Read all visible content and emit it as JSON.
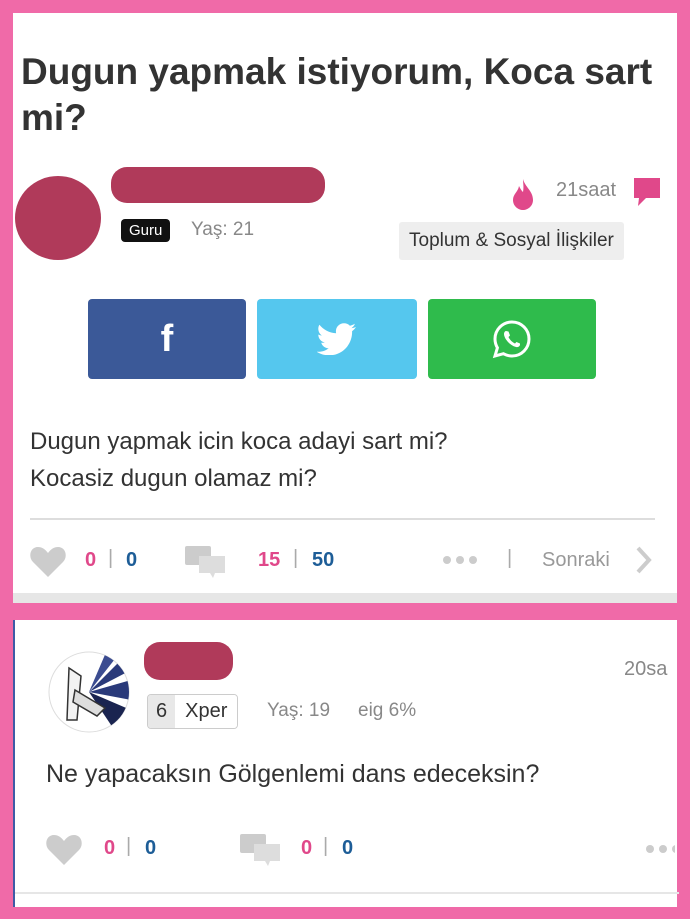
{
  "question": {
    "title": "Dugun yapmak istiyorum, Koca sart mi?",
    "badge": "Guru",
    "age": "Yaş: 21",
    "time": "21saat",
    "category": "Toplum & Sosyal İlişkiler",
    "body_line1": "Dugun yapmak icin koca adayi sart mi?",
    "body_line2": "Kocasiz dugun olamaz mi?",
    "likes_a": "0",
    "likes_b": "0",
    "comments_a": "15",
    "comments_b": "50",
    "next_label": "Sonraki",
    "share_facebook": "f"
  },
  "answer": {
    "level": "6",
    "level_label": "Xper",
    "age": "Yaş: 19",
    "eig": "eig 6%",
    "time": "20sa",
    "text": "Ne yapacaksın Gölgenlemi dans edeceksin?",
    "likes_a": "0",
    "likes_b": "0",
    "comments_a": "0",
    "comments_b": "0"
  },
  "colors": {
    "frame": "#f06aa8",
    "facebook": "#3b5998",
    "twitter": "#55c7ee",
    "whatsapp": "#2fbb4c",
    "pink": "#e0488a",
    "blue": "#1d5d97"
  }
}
===
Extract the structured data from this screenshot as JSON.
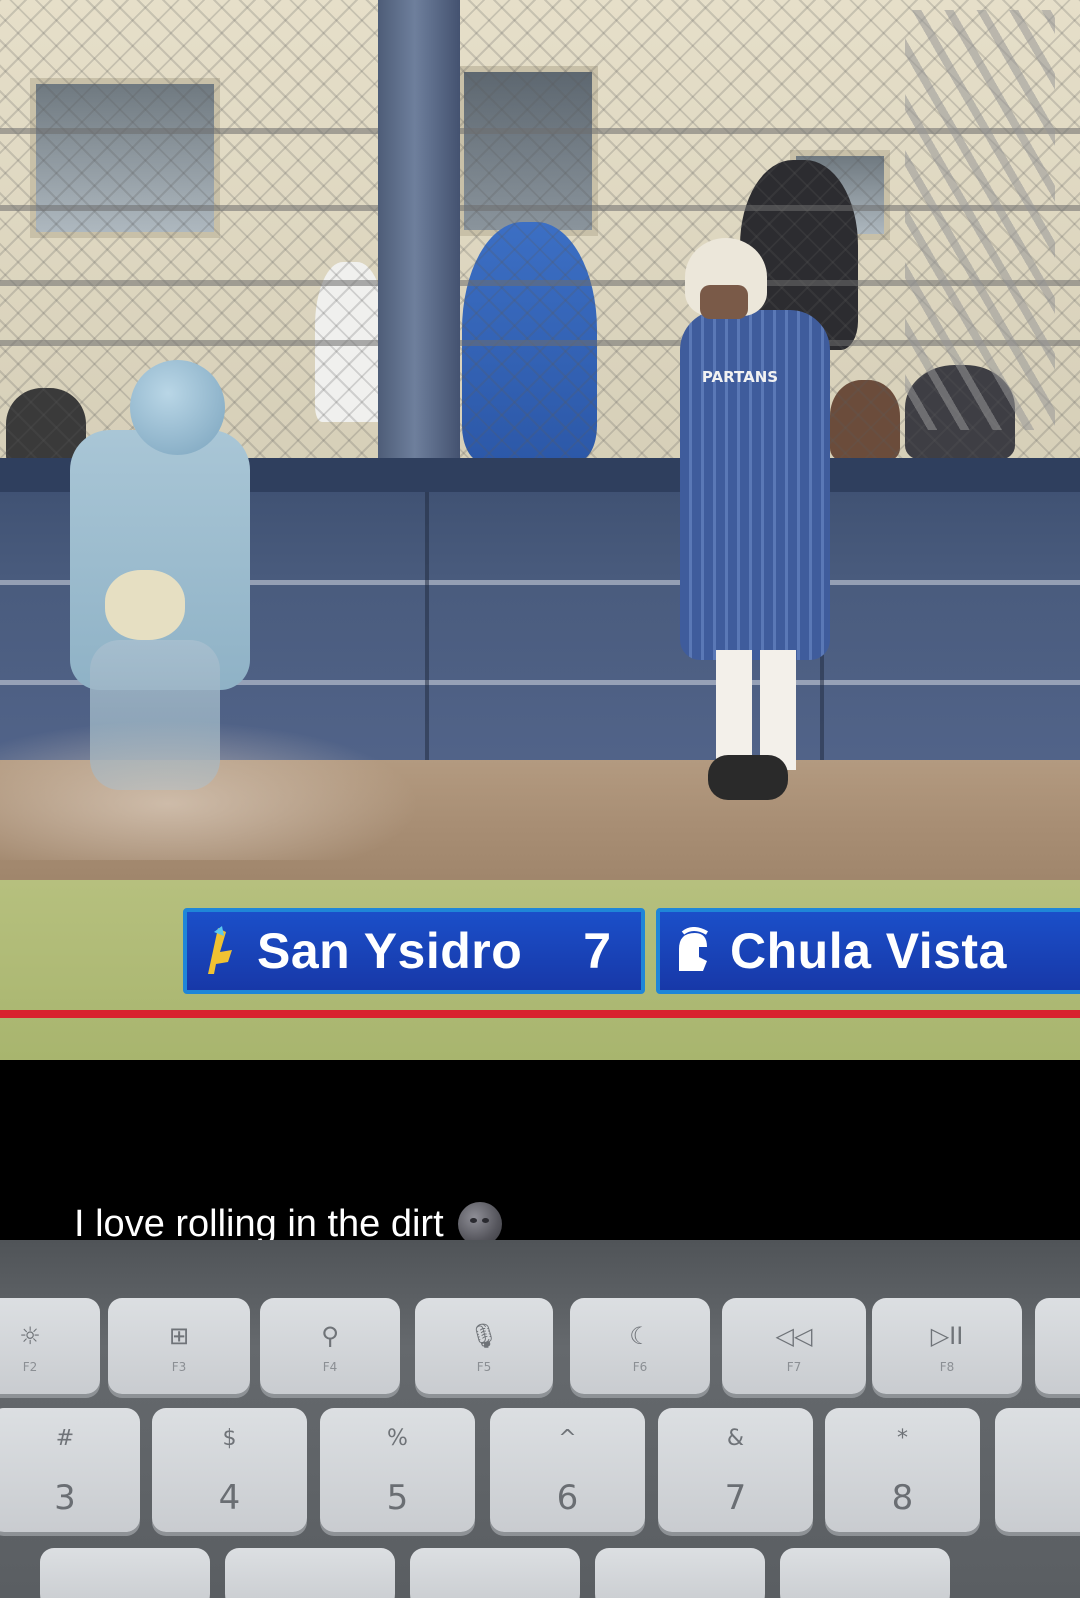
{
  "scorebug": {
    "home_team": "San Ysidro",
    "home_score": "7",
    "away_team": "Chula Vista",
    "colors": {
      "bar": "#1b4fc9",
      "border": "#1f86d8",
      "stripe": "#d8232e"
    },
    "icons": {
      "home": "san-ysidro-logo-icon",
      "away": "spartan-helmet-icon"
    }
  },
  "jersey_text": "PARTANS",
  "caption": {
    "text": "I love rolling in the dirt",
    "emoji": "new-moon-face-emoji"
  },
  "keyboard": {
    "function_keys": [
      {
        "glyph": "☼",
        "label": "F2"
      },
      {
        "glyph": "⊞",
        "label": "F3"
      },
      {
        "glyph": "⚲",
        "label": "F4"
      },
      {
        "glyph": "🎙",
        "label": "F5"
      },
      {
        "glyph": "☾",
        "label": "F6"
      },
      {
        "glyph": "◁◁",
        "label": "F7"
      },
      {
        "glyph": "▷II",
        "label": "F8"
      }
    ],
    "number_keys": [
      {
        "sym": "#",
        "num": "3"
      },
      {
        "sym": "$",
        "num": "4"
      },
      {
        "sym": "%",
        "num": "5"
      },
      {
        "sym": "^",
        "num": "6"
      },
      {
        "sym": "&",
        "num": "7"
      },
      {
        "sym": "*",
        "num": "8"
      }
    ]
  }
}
===
## AIM OF THE EXERCISE:
Look through the entries above. Extract each line with the word "glyph".

## ANSWER FOR THE TASK:
        "glyph": "☼",
        "glyph": "⊞",
        "glyph": "⚲",
        "glyph": "🎙",
        "glyph": "☾",
        "glyph": "◁◁",
        "glyph": "▷II",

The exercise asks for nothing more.